Exercise: Each entry below should be echoed exactly, with pictures omitted.

Records for the exercise:
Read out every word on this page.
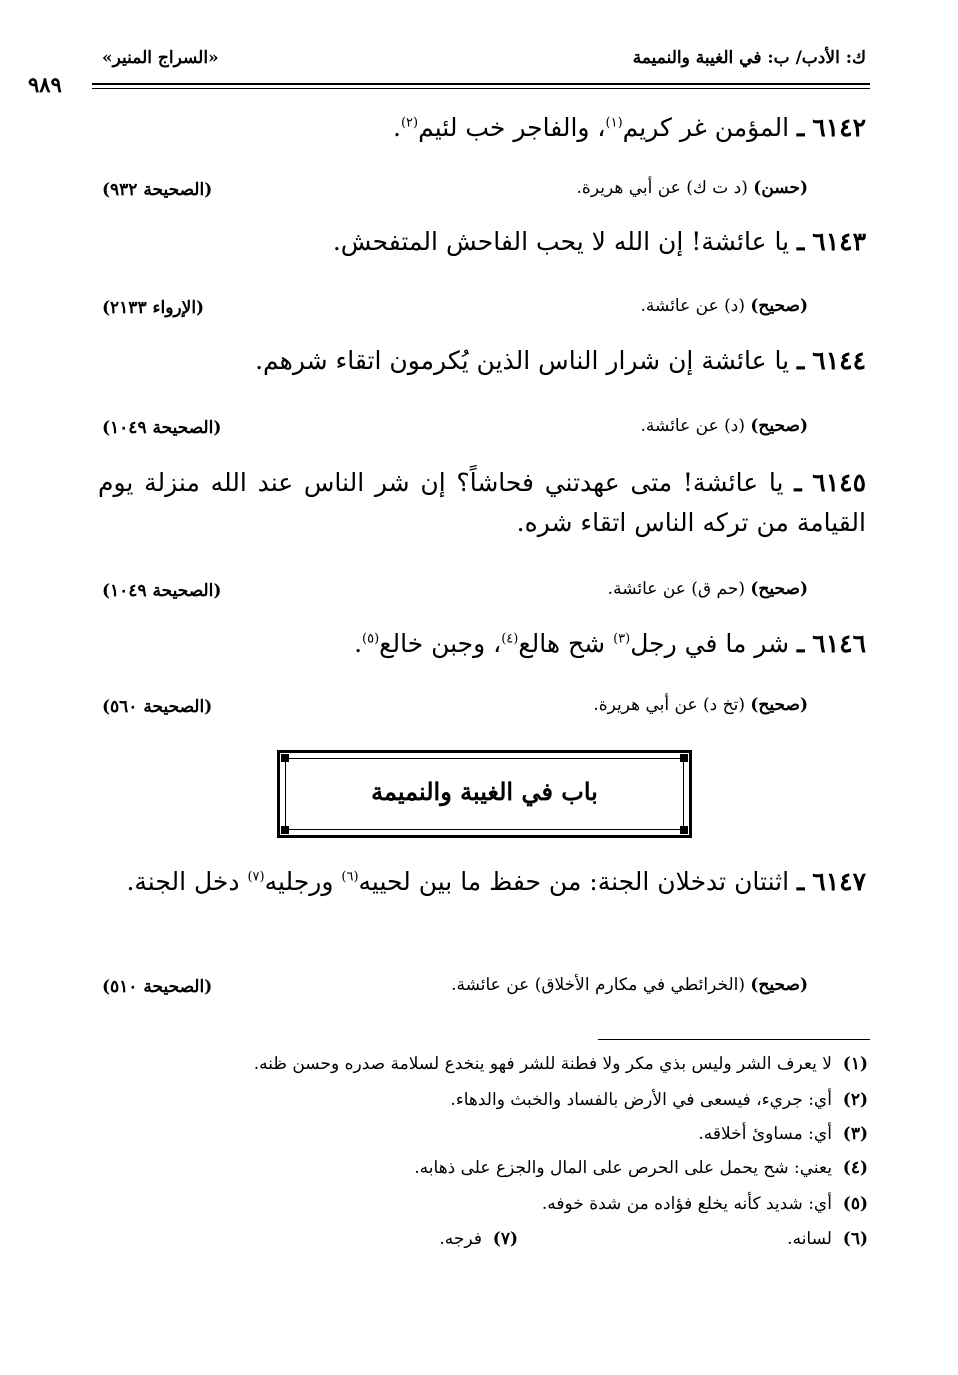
ك: الأدب/ ب: في الغيبة والنميمة
«السراج المنير»
٩٨٩
٦١٤٢ ـ المؤمن غر كريم$^{(١)}$، والفاجر خب لئيم$^{(٢)}$.
(حسن) (د ت ك) عن أبي هريرة.
(الصحيحة ٩٣٢)
٦١٤٣ ـ يا عائشة! إن الله لا يحب الفاحش المتفحش.
(صحيح) (د) عن عائشة.
(الإرواء ٢١٣٣)
٦١٤٤ ـ يا عائشة إن شرار الناس الذين يُكرمون اتقاء شرهم.
(صحيح) (د) عن عائشة.
(الصحيحة ١٠٤٩)
٦١٤٥ ـ يا عائشة! متى عهدتني فحاشاً؟ إن شر الناس عند الله منزلة يوم القيامة من تركه الناس اتقاء شره.
(صحيح) (حم ق) عن عائشة.
(الصحيحة ١٠٤٩)
٦١٤٦ ـ شر ما في رجل$^{(٣)}$ شح هالع$^{(٤)}$، وجبن خالع$^{(٥)}$.
(صحيح) (تخ د) عن أبي هريرة.
(الصحيحة ٥٦٠)
باب في الغيبة والنميمة
٦١٤٧ ـ اثنتان تدخلان الجنة: من حفظ ما بين لحييه$^{(٦)}$ ورجليه$^{(٧)}$ دخل الجنة.
(صحيح) (الخرائطي في مكارم الأخلاق) عن عائشة.
(الصحيحة ٥١٠)
(١)  لا يعرف الشر وليس بذي مكر ولا فطنة للشر فهو ينخدع لسلامة صدره وحسن ظنه.
(٢)  أي: جريء، فيسعى في الأرض بالفساد والخبث والدهاء.
(٣)  أي: مساوئ أخلاقه.
(٤)  يعني: شح يحمل على الحرص على المال والجزع على ذهابه.
(٥)  أي: شديد كأنه يخلع فؤاده من شدة خوفه.
(٦)  لسانه.
(٧)  فرجه.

Output of the exercise:
Read out every word on this page.
ك: الأدب/ ب: في الغيبة والنميمة
«السراج المنير»
٩٨٩
٦١٤٢ ـ المؤمن غر كريم$^{(١)}$، والفاجر خب لئيم$^{(٢)}$.
(حسن) (د ت ك) عن أبي هريرة.
(الصحيحة ٩٣٢)
٦١٤٣ ـ يا عائشة! إن الله لا يحب الفاحش المتفحش.
(صحيح) (د) عن عائشة.
(الإرواء ٢١٣٣)
٦١٤٤ ـ يا عائشة إن شرار الناس الذين يُكرمون اتقاء شرهم.
(صحيح) (د) عن عائشة.
(الصحيحة ١٠٤٩)
٦١٤٥ ـ يا عائشة! متى عهدتني فحاشاً؟ إن شر الناس عند الله منزلة يوم القيامة من تركه الناس اتقاء شره.
(صحيح) (حم ق) عن عائشة.
(الصحيحة ١٠٤٩)
٦١٤٦ ـ شر ما في رجل$^{(٣)}$ شح هالع$^{(٤)}$، وجبن خالع$^{(٥)}$.
(صحيح) (تخ د) عن أبي هريرة.
(الصحيحة ٥٦٠)
باب في الغيبة والنميمة
٦١٤٧ ـ اثنتان تدخلان الجنة: من حفظ ما بين لحييه$^{(٦)}$ ورجليه$^{(٧)}$ دخل الجنة.
(صحيح) (الخرائطي في مكارم الأخلاق) عن عائشة.
(الصحيحة ٥١٠)
(١)  لا يعرف الشر وليس بذي مكر ولا فطنة للشر فهو ينخدع لسلامة صدره وحسن ظنه.
(٢)  أي: جريء، فيسعى في الأرض بالفساد والخبث والدهاء.
(٣)  أي: مساوئ أخلاقه.
(٤)  يعني: شح يحمل على الحرص على المال والجزع على ذهابه.
(٥)  أي: شديد كأنه يخلع فؤاده من شدة خوفه.
(٦)  لسانه.
(٧)  فرجه.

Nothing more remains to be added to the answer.